Description of the task: Write out each line of the material below again, word for word and unchanged.

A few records

● ● ● ●

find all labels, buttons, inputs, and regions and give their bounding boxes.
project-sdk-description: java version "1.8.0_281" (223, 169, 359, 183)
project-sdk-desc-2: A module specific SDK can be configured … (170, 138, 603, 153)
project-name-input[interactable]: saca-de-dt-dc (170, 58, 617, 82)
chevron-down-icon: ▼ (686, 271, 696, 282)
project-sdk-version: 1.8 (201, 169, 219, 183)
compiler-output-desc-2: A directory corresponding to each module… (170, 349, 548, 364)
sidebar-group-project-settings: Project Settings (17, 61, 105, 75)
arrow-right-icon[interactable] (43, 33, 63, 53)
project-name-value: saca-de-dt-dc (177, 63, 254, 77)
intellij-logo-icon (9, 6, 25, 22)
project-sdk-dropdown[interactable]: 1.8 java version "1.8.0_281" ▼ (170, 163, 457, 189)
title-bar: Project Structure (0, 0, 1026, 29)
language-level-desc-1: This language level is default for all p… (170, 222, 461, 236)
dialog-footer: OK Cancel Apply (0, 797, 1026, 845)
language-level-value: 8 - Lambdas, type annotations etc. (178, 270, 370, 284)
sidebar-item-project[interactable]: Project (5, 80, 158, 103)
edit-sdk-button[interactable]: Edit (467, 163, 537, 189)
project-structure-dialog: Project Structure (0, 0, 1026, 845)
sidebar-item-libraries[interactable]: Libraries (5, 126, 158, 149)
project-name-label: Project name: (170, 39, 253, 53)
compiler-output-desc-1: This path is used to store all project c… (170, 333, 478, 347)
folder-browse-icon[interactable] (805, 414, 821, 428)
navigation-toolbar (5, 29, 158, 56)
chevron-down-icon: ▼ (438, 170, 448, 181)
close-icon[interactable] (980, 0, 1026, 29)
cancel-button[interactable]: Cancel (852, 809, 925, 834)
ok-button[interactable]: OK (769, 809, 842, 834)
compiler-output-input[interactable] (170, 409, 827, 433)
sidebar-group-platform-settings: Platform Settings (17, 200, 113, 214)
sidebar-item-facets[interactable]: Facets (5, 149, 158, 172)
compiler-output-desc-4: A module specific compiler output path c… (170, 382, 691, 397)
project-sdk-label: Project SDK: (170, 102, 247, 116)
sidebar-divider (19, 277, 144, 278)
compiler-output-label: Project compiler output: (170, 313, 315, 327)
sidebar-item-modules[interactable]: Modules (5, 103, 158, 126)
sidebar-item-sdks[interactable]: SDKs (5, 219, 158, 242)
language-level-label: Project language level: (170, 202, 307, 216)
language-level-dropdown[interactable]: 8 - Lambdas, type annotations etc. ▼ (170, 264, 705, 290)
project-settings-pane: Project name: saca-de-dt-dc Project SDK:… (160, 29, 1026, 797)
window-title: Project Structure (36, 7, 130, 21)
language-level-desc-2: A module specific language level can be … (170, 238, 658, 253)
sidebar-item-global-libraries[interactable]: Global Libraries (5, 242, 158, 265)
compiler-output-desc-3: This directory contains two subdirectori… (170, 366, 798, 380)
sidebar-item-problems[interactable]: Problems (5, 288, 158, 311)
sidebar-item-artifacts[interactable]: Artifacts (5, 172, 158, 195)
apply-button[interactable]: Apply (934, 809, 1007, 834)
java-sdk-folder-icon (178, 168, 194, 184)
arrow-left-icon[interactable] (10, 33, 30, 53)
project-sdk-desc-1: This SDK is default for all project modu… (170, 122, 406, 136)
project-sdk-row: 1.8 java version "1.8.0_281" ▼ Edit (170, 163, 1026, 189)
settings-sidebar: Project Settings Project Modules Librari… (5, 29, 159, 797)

● ● ● ●

Written answer:
find all labels, buttons, inputs, and regions and give their bounding boxes.
project-sdk-description: java version "1.8.0_281" (223, 169, 359, 183)
project-sdk-desc-2: A module specific SDK can be configured … (170, 138, 603, 153)
project-name-input[interactable]: saca-de-dt-dc (170, 58, 617, 82)
chevron-down-icon: ▼ (686, 271, 696, 282)
project-sdk-version: 1.8 (201, 169, 219, 183)
compiler-output-desc-2: A directory corresponding to each module… (170, 349, 548, 364)
sidebar-group-project-settings: Project Settings (17, 61, 105, 75)
arrow-right-icon[interactable] (43, 33, 63, 53)
project-name-value: saca-de-dt-dc (177, 63, 254, 77)
intellij-logo-icon (9, 6, 25, 22)
project-sdk-dropdown[interactable]: 1.8 java version "1.8.0_281" ▼ (170, 163, 457, 189)
title-bar: Project Structure (0, 0, 1026, 29)
language-level-desc-1: This language level is default for all p… (170, 222, 461, 236)
dialog-footer: OK Cancel Apply (0, 797, 1026, 845)
language-level-value: 8 - Lambdas, type annotations etc. (178, 270, 370, 284)
sidebar-item-project[interactable]: Project (5, 80, 158, 103)
edit-sdk-button[interactable]: Edit (467, 163, 537, 189)
project-structure-dialog: Project Structure (0, 0, 1026, 845)
sidebar-item-libraries[interactable]: Libraries (5, 126, 158, 149)
project-name-label: Project name: (170, 39, 253, 53)
compiler-output-desc-1: This path is used to store all project c… (170, 333, 478, 347)
folder-browse-icon[interactable] (805, 414, 821, 428)
navigation-toolbar (5, 29, 158, 56)
chevron-down-icon: ▼ (438, 170, 448, 181)
close-icon[interactable] (980, 0, 1026, 29)
cancel-button[interactable]: Cancel (852, 809, 925, 834)
ok-button[interactable]: OK (769, 809, 842, 834)
compiler-output-input[interactable] (170, 409, 827, 433)
sidebar-group-platform-settings: Platform Settings (17, 200, 113, 214)
sidebar-item-facets[interactable]: Facets (5, 149, 158, 172)
compiler-output-desc-4: A module specific compiler output path c… (170, 382, 691, 397)
project-sdk-label: Project SDK: (170, 102, 247, 116)
sidebar-divider (19, 277, 144, 278)
compiler-output-label: Project compiler output: (170, 313, 315, 327)
sidebar-item-modules[interactable]: Modules (5, 103, 158, 126)
sidebar-item-sdks[interactable]: SDKs (5, 219, 158, 242)
language-level-label: Project language level: (170, 202, 307, 216)
language-level-dropdown[interactable]: 8 - Lambdas, type annotations etc. ▼ (170, 264, 705, 290)
project-settings-pane: Project name: saca-de-dt-dc Project SDK:… (160, 29, 1026, 797)
window-title: Project Structure (36, 7, 130, 21)
language-level-desc-2: A module specific language level can be … (170, 238, 658, 253)
sidebar-item-global-libraries[interactable]: Global Libraries (5, 242, 158, 265)
compiler-output-desc-3: This directory contains two subdirectori… (170, 366, 798, 380)
sidebar-item-problems[interactable]: Problems (5, 288, 158, 311)
sidebar-item-artifacts[interactable]: Artifacts (5, 172, 158, 195)
apply-button[interactable]: Apply (934, 809, 1007, 834)
java-sdk-folder-icon (178, 168, 194, 184)
arrow-left-icon[interactable] (10, 33, 30, 53)
project-sdk-desc-1: This SDK is default for all project modu… (170, 122, 406, 136)
project-sdk-row: 1.8 java version "1.8.0_281" ▼ Edit (170, 163, 1026, 189)
settings-sidebar: Project Settings Project Modules Librari… (5, 29, 159, 797)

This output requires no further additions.